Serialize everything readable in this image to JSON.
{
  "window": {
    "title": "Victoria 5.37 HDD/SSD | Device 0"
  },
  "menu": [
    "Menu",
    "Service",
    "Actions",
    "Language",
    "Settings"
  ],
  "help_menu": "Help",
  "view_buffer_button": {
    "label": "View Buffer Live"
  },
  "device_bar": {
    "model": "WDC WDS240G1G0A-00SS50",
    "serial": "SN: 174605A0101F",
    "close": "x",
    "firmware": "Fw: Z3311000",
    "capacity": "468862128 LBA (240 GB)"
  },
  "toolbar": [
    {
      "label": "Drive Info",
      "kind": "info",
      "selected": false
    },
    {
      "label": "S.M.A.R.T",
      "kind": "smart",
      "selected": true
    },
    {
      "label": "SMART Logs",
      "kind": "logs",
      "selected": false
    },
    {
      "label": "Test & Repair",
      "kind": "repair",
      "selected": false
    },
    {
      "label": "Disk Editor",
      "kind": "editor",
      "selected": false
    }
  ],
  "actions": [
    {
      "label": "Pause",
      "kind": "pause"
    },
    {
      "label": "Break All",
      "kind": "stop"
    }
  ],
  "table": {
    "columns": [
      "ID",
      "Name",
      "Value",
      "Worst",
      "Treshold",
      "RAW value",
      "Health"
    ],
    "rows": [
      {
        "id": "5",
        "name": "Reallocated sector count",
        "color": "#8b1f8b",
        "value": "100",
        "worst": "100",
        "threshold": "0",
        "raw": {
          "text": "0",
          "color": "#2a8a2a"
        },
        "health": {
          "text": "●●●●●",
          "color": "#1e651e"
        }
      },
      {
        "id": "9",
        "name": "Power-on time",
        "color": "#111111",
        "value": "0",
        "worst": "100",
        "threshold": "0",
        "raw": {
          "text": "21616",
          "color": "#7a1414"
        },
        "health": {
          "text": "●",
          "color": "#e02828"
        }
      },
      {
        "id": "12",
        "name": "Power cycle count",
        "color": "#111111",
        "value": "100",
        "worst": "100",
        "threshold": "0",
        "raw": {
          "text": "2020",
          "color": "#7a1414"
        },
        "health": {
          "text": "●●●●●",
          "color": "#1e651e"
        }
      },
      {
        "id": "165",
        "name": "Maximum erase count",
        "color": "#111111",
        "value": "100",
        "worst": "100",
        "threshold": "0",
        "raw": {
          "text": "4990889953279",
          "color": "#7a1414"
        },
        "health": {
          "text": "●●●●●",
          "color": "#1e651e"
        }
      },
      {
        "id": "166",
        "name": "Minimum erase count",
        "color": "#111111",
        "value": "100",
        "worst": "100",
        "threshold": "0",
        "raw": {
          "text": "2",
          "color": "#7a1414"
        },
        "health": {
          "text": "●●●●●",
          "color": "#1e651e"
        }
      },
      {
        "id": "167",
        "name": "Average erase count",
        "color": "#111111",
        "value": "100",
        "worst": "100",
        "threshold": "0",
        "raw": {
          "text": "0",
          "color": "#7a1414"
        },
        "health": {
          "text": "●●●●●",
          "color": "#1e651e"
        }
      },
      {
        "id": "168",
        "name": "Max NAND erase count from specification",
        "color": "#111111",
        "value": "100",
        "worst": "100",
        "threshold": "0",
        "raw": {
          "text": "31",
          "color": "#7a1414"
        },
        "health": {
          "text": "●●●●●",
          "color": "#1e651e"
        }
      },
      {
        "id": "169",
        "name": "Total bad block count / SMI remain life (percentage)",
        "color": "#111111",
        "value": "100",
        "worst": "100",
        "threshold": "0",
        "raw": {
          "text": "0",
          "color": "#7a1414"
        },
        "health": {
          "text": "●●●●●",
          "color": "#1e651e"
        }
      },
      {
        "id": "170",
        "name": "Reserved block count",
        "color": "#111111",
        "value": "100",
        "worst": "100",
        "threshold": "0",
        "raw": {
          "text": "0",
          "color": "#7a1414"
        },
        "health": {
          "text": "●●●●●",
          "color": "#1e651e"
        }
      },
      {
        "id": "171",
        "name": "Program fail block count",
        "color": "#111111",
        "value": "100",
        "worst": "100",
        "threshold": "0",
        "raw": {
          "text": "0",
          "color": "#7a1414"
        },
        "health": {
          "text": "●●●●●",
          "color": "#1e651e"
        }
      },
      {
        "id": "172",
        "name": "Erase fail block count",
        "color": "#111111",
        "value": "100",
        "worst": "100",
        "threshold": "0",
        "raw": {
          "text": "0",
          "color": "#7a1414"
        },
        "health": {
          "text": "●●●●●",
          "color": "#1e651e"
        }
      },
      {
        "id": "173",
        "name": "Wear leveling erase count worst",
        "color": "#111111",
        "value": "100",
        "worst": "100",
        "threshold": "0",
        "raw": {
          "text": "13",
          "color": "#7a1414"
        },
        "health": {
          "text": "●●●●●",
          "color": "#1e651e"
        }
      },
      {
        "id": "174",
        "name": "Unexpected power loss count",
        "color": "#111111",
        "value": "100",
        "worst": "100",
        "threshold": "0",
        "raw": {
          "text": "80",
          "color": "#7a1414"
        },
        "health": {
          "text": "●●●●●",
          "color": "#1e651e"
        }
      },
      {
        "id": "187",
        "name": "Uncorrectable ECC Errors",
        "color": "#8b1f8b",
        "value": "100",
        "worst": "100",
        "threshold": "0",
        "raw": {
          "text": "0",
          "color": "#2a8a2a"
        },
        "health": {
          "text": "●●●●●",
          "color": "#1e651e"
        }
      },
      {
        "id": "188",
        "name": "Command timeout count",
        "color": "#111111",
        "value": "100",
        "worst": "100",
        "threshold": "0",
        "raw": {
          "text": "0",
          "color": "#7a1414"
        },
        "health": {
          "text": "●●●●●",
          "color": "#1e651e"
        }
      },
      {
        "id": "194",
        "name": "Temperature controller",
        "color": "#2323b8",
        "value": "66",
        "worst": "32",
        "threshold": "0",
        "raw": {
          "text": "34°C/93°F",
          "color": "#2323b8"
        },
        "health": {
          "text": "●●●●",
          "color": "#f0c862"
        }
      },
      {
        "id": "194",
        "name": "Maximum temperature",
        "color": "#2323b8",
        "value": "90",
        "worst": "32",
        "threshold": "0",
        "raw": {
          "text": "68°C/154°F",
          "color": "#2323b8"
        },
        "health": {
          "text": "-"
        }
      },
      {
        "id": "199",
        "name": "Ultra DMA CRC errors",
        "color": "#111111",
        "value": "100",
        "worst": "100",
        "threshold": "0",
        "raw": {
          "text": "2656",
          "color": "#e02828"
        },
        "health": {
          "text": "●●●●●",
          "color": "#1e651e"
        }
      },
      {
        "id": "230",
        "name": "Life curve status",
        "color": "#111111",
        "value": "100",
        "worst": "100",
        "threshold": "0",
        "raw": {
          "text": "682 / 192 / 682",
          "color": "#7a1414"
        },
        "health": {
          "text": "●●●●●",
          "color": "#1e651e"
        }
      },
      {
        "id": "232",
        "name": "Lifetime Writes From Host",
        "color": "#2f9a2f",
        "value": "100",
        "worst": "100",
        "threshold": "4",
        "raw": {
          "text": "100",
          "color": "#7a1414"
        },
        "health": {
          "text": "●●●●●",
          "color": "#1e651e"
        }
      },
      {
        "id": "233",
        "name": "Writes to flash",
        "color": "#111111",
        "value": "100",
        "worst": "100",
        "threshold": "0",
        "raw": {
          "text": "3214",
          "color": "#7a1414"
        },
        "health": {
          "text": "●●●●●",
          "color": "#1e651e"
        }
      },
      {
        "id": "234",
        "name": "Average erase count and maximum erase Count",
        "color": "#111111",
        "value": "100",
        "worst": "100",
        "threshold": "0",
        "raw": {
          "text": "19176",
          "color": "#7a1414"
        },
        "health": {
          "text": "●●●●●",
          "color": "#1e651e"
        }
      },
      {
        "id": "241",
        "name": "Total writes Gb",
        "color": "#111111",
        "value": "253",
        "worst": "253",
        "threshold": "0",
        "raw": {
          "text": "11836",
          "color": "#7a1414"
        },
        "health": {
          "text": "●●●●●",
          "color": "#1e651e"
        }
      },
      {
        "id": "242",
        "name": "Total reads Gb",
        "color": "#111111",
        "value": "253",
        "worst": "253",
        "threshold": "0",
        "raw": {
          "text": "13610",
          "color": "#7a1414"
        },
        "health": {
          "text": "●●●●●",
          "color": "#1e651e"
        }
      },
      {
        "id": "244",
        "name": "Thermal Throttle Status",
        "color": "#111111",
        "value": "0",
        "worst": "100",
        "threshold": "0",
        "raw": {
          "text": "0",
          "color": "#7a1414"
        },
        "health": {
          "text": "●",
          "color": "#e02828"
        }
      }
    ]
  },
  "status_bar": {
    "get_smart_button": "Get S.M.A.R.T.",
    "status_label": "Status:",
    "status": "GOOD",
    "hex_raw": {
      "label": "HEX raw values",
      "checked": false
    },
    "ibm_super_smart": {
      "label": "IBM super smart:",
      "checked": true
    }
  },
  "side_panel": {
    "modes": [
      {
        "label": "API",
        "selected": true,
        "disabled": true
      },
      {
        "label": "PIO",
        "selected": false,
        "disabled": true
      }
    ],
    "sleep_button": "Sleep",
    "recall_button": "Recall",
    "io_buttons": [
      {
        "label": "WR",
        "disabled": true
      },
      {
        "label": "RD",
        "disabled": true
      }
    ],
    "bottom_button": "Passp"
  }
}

What is being asked: Look through the listing above and count the lines where the string "kind" appears. Report the number only.

Output of the exercise: 7